GIVEN DATA:
--- Start ---

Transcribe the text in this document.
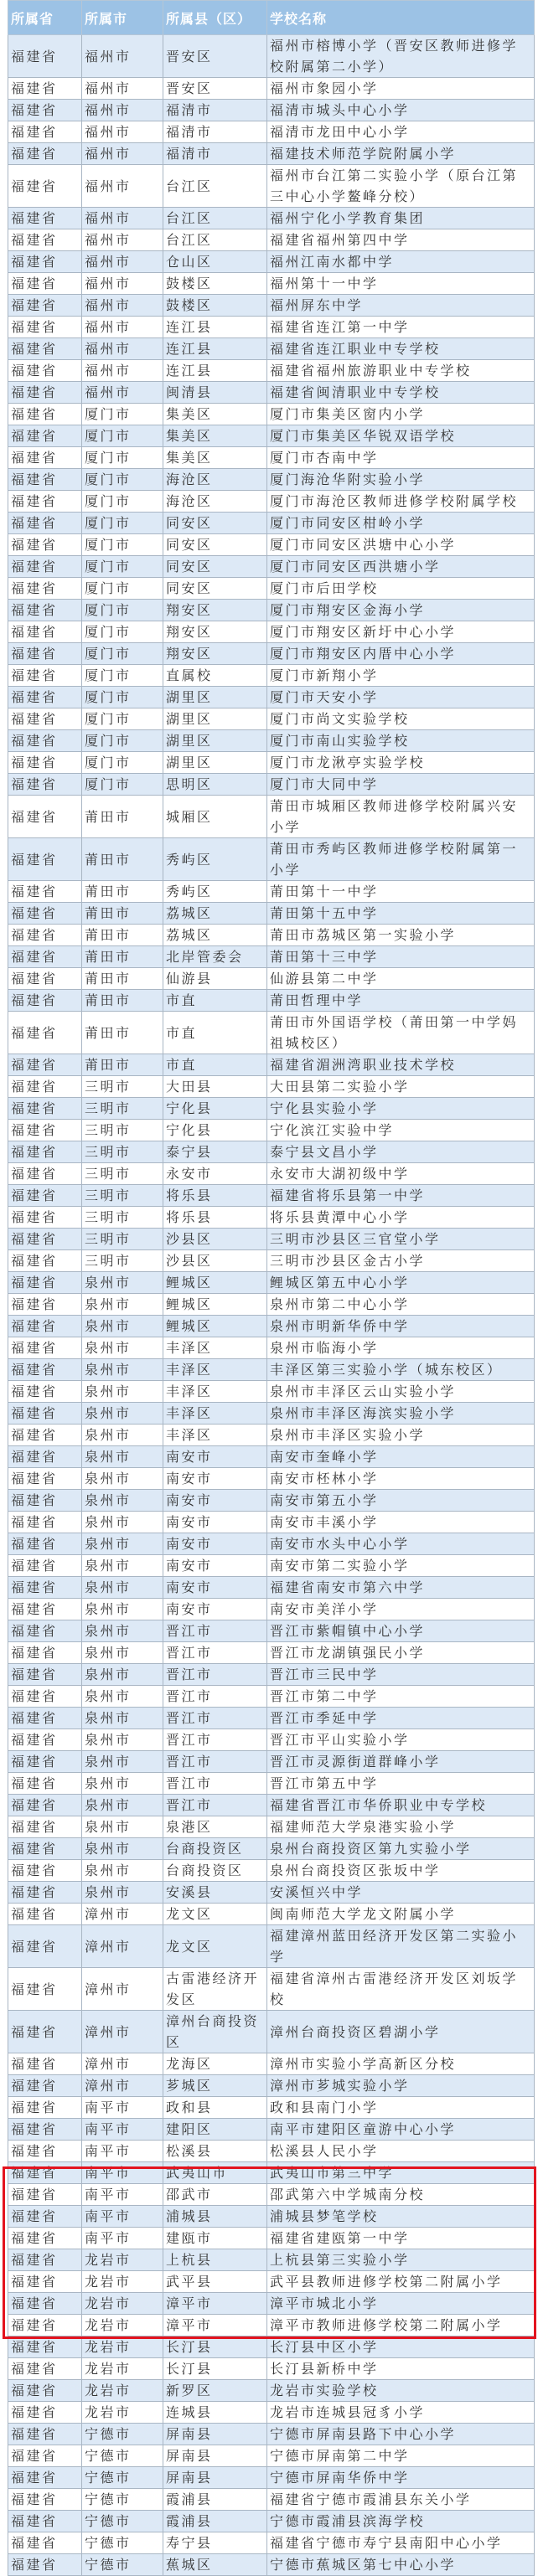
所属省	所属市	所属县（区）	学校名称
福建省	福州市	晋安区	福州市榕博小学（晋安区教师进修学校附属第二小学）
福建省	福州市	晋安区	福州市象园小学
福建省	福州市	福清市	福清市城头中心小学
福建省	福州市	福清市	福清市龙田中心小学
福建省	福州市	福清市	福建技术师范学院附属小学
福建省	福州市	台江区	福州市台江第二实验小学（原台江第三中心小学鳌峰分校）
福建省	福州市	台江区	福州宁化小学教育集团
福建省	福州市	台江区	福建省福州第四中学
福建省	福州市	仓山区	福州江南水都中学
福建省	福州市	鼓楼区	福州第十一中学
福建省	福州市	鼓楼区	福州屏东中学
福建省	福州市	连江县	福建省连江第一中学
福建省	福州市	连江县	福建省连江职业中专学校
福建省	福州市	连江县	福建省福州旅游职业中专学校
福建省	福州市	闽清县	福建省闽清职业中专学校
福建省	厦门市	集美区	厦门市集美区窗内小学
福建省	厦门市	集美区	厦门市集美区华锐双语学校
福建省	厦门市	集美区	厦门市杏南中学
福建省	厦门市	海沧区	厦门海沧华附实验小学
福建省	厦门市	海沧区	厦门市海沧区教师进修学校附属学校
福建省	厦门市	同安区	厦门市同安区柑岭小学
福建省	厦门市	同安区	厦门市同安区洪塘中心小学
福建省	厦门市	同安区	厦门市同安区西洪塘小学
福建省	厦门市	同安区	厦门市后田学校
福建省	厦门市	翔安区	厦门市翔安区金海小学
福建省	厦门市	翔安区	厦门市翔安区新圩中心小学
福建省	厦门市	翔安区	厦门市翔安区内厝中心小学
福建省	厦门市	直属校	厦门市新翔小学
福建省	厦门市	湖里区	厦门市天安小学
福建省	厦门市	湖里区	厦门市尚文实验学校
福建省	厦门市	湖里区	厦门市南山实验学校
福建省	厦门市	湖里区	厦门市龙湫亭实验学校
福建省	厦门市	思明区	厦门市大同中学
福建省	莆田市	城厢区	莆田市城厢区教师进修学校附属兴安小学
福建省	莆田市	秀屿区	莆田市秀屿区教师进修学校附属第一小学
福建省	莆田市	秀屿区	莆田第十一中学
福建省	莆田市	荔城区	莆田第十五中学
福建省	莆田市	荔城区	莆田市荔城区第一实验小学
福建省	莆田市	北岸管委会	莆田第十三中学
福建省	莆田市	仙游县	仙游县第二中学
福建省	莆田市	市直	莆田哲理中学
福建省	莆田市	市直	莆田市外国语学校（莆田第一中学妈祖城校区）
福建省	莆田市	市直	福建省湄洲湾职业技术学校
福建省	三明市	大田县	大田县第二实验小学
福建省	三明市	宁化县	宁化县实验小学
福建省	三明市	宁化县	宁化滨江实验中学
福建省	三明市	泰宁县	泰宁县文昌小学
福建省	三明市	永安市	永安市大湖初级中学
福建省	三明市	将乐县	福建省将乐县第一中学
福建省	三明市	将乐县	将乐县黄潭中心小学
福建省	三明市	沙县区	三明市沙县区三官堂小学
福建省	三明市	沙县区	三明市沙县区金古小学
福建省	泉州市	鲤城区	鲤城区第五中心小学
福建省	泉州市	鲤城区	泉州市第二中心小学
福建省	泉州市	鲤城区	泉州市明新华侨中学
福建省	泉州市	丰泽区	泉州市临海小学
福建省	泉州市	丰泽区	丰泽区第三实验小学（城东校区）
福建省	泉州市	丰泽区	泉州市丰泽区云山实验小学
福建省	泉州市	丰泽区	泉州市丰泽区海滨实验小学
福建省	泉州市	丰泽区	泉州市丰泽区实验小学
福建省	泉州市	南安市	南安市奎峰小学
福建省	泉州市	南安市	南安市柸林小学
福建省	泉州市	南安市	南安市第五小学
福建省	泉州市	南安市	南安市丰溪小学
福建省	泉州市	南安市	南安市水头中心小学
福建省	泉州市	南安市	南安市第二实验小学
福建省	泉州市	南安市	福建省南安市第六中学
福建省	泉州市	南安市	南安市美洋小学
福建省	泉州市	晋江市	晋江市紫帽镇中心小学
福建省	泉州市	晋江市	晋江市龙湖镇强民小学
福建省	泉州市	晋江市	晋江市三民中学
福建省	泉州市	晋江市	晋江市第二中学
福建省	泉州市	晋江市	晋江市季延中学
福建省	泉州市	晋江市	晋江市平山实验小学
福建省	泉州市	晋江市	晋江市灵源街道群峰小学
福建省	泉州市	晋江市	晋江市第五中学
福建省	泉州市	晋江市	福建省晋江市华侨职业中专学校
福建省	泉州市	泉港区	福建师范大学泉港实验小学
福建省	泉州市	台商投资区	泉州台商投资区第九实验小学
福建省	泉州市	台商投资区	泉州台商投资区张坂中学
福建省	泉州市	安溪县	安溪恒兴中学
福建省	漳州市	龙文区	闽南师范大学龙文附属小学
福建省	漳州市	龙文区	福建漳州蓝田经济开发区第二实验小学
福建省	漳州市	古雷港经济开发区	福建省漳州古雷港经济开发区刘坂学校
福建省	漳州市	漳州台商投资区	漳州台商投资区碧湖小学
福建省	漳州市	龙海区	漳州市实验小学高新区分校
福建省	漳州市	芗城区	漳州市芗城实验小学
福建省	南平市	政和县	政和县南门小学
福建省	南平市	建阳区	南平市建阳区童游中心小学
福建省	南平市	松溪县	松溪县人民小学
福建省	南平市	武夷山市	武夷山市第三中学
福建省	南平市	邵武市	邵武第六中学城南分校
福建省	南平市	浦城县	浦城县梦笔学校
福建省	南平市	建瓯市	福建省建瓯第一中学
福建省	龙岩市	上杭县	上杭县第三实验小学
福建省	龙岩市	武平县	武平县教师进修学校第二附属小学
福建省	龙岩市	漳平市	漳平市城北小学
福建省	龙岩市	漳平市	漳平市教师进修学校第二附属小学
福建省	龙岩市	长汀县	长汀县中区小学
福建省	龙岩市	长汀县	长汀县新桥中学
福建省	龙岩市	新罗区	龙岩市实验学校
福建省	龙岩市	连城县	龙岩市连城县冠豸小学
福建省	宁德市	屏南县	宁德市屏南县路下中心小学
福建省	宁德市	屏南县	宁德市屏南第二中学
福建省	宁德市	屏南县	宁德市屏南华侨中学
福建省	宁德市	霞浦县	福建省宁德市霞浦县东关小学
福建省	宁德市	霞浦县	宁德市霞浦县滨海学校
福建省	宁德市	寿宁县	福建省宁德市寿宁县南阳中心小学
福建省	宁德市	蕉城区	宁德市蕉城区第七中心小学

--- End ---

WHAT IS EXPECTED: Return the material word for word. Pictures are not part of the copy.

OUTPUT FOR THIS EXERCISE:
Transcribe the text in this document.
所属省	所属市	所属县（区）	学校名称
福建省	福州市	晋安区	福州市榕博小学（晋安区教师进修学校附属第二小学）
福建省	福州市	晋安区	福州市象园小学
福建省	福州市	福清市	福清市城头中心小学
福建省	福州市	福清市	福清市龙田中心小学
福建省	福州市	福清市	福建技术师范学院附属小学
福建省	福州市	台江区	福州市台江第二实验小学（原台江第三中心小学鳌峰分校）
福建省	福州市	台江区	福州宁化小学教育集团
福建省	福州市	台江区	福建省福州第四中学
福建省	福州市	仓山区	福州江南水都中学
福建省	福州市	鼓楼区	福州第十一中学
福建省	福州市	鼓楼区	福州屏东中学
福建省	福州市	连江县	福建省连江第一中学
福建省	福州市	连江县	福建省连江职业中专学校
福建省	福州市	连江县	福建省福州旅游职业中专学校
福建省	福州市	闽清县	福建省闽清职业中专学校
福建省	厦门市	集美区	厦门市集美区窗内小学
福建省	厦门市	集美区	厦门市集美区华锐双语学校
福建省	厦门市	集美区	厦门市杏南中学
福建省	厦门市	海沧区	厦门海沧华附实验小学
福建省	厦门市	海沧区	厦门市海沧区教师进修学校附属学校
福建省	厦门市	同安区	厦门市同安区柑岭小学
福建省	厦门市	同安区	厦门市同安区洪塘中心小学
福建省	厦门市	同安区	厦门市同安区西洪塘小学
福建省	厦门市	同安区	厦门市后田学校
福建省	厦门市	翔安区	厦门市翔安区金海小学
福建省	厦门市	翔安区	厦门市翔安区新圩中心小学
福建省	厦门市	翔安区	厦门市翔安区内厝中心小学
福建省	厦门市	直属校	厦门市新翔小学
福建省	厦门市	湖里区	厦门市天安小学
福建省	厦门市	湖里区	厦门市尚文实验学校
福建省	厦门市	湖里区	厦门市南山实验学校
福建省	厦门市	湖里区	厦门市龙湫亭实验学校
福建省	厦门市	思明区	厦门市大同中学
福建省	莆田市	城厢区	莆田市城厢区教师进修学校附属兴安小学
福建省	莆田市	秀屿区	莆田市秀屿区教师进修学校附属第一小学
福建省	莆田市	秀屿区	莆田第十一中学
福建省	莆田市	荔城区	莆田第十五中学
福建省	莆田市	荔城区	莆田市荔城区第一实验小学
福建省	莆田市	北岸管委会	莆田第十三中学
福建省	莆田市	仙游县	仙游县第二中学
福建省	莆田市	市直	莆田哲理中学
福建省	莆田市	市直	莆田市外国语学校（莆田第一中学妈祖城校区）
福建省	莆田市	市直	福建省湄洲湾职业技术学校
福建省	三明市	大田县	大田县第二实验小学
福建省	三明市	宁化县	宁化县实验小学
福建省	三明市	宁化县	宁化滨江实验中学
福建省	三明市	泰宁县	泰宁县文昌小学
福建省	三明市	永安市	永安市大湖初级中学
福建省	三明市	将乐县	福建省将乐县第一中学
福建省	三明市	将乐县	将乐县黄潭中心小学
福建省	三明市	沙县区	三明市沙县区三官堂小学
福建省	三明市	沙县区	三明市沙县区金古小学
福建省	泉州市	鲤城区	鲤城区第五中心小学
福建省	泉州市	鲤城区	泉州市第二中心小学
福建省	泉州市	鲤城区	泉州市明新华侨中学
福建省	泉州市	丰泽区	泉州市临海小学
福建省	泉州市	丰泽区	丰泽区第三实验小学（城东校区）
福建省	泉州市	丰泽区	泉州市丰泽区云山实验小学
福建省	泉州市	丰泽区	泉州市丰泽区海滨实验小学
福建省	泉州市	丰泽区	泉州市丰泽区实验小学
福建省	泉州市	南安市	南安市奎峰小学
福建省	泉州市	南安市	南安市柸林小学
福建省	泉州市	南安市	南安市第五小学
福建省	泉州市	南安市	南安市丰溪小学
福建省	泉州市	南安市	南安市水头中心小学
福建省	泉州市	南安市	南安市第二实验小学
福建省	泉州市	南安市	福建省南安市第六中学
福建省	泉州市	南安市	南安市美洋小学
福建省	泉州市	晋江市	晋江市紫帽镇中心小学
福建省	泉州市	晋江市	晋江市龙湖镇强民小学
福建省	泉州市	晋江市	晋江市三民中学
福建省	泉州市	晋江市	晋江市第二中学
福建省	泉州市	晋江市	晋江市季延中学
福建省	泉州市	晋江市	晋江市平山实验小学
福建省	泉州市	晋江市	晋江市灵源街道群峰小学
福建省	泉州市	晋江市	晋江市第五中学
福建省	泉州市	晋江市	福建省晋江市华侨职业中专学校
福建省	泉州市	泉港区	福建师范大学泉港实验小学
福建省	泉州市	台商投资区	泉州台商投资区第九实验小学
福建省	泉州市	台商投资区	泉州台商投资区张坂中学
福建省	泉州市	安溪县	安溪恒兴中学
福建省	漳州市	龙文区	闽南师范大学龙文附属小学
福建省	漳州市	龙文区	福建漳州蓝田经济开发区第二实验小学
福建省	漳州市	古雷港经济开发区	福建省漳州古雷港经济开发区刘坂学校
福建省	漳州市	漳州台商投资区	漳州台商投资区碧湖小学
福建省	漳州市	龙海区	漳州市实验小学高新区分校
福建省	漳州市	芗城区	漳州市芗城实验小学
福建省	南平市	政和县	政和县南门小学
福建省	南平市	建阳区	南平市建阳区童游中心小学
福建省	南平市	松溪县	松溪县人民小学
福建省	南平市	武夷山市	武夷山市第三中学
福建省	南平市	邵武市	邵武第六中学城南分校
福建省	南平市	浦城县	浦城县梦笔学校
福建省	南平市	建瓯市	福建省建瓯第一中学
福建省	龙岩市	上杭县	上杭县第三实验小学
福建省	龙岩市	武平县	武平县教师进修学校第二附属小学
福建省	龙岩市	漳平市	漳平市城北小学
福建省	龙岩市	漳平市	漳平市教师进修学校第二附属小学
福建省	龙岩市	长汀县	长汀县中区小学
福建省	龙岩市	长汀县	长汀县新桥中学
福建省	龙岩市	新罗区	龙岩市实验学校
福建省	龙岩市	连城县	龙岩市连城县冠豸小学
福建省	宁德市	屏南县	宁德市屏南县路下中心小学
福建省	宁德市	屏南县	宁德市屏南第二中学
福建省	宁德市	屏南县	宁德市屏南华侨中学
福建省	宁德市	霞浦县	福建省宁德市霞浦县东关小学
福建省	宁德市	霞浦县	宁德市霞浦县滨海学校
福建省	宁德市	寿宁县	福建省宁德市寿宁县南阳中心小学
福建省	宁德市	蕉城区	宁德市蕉城区第七中心小学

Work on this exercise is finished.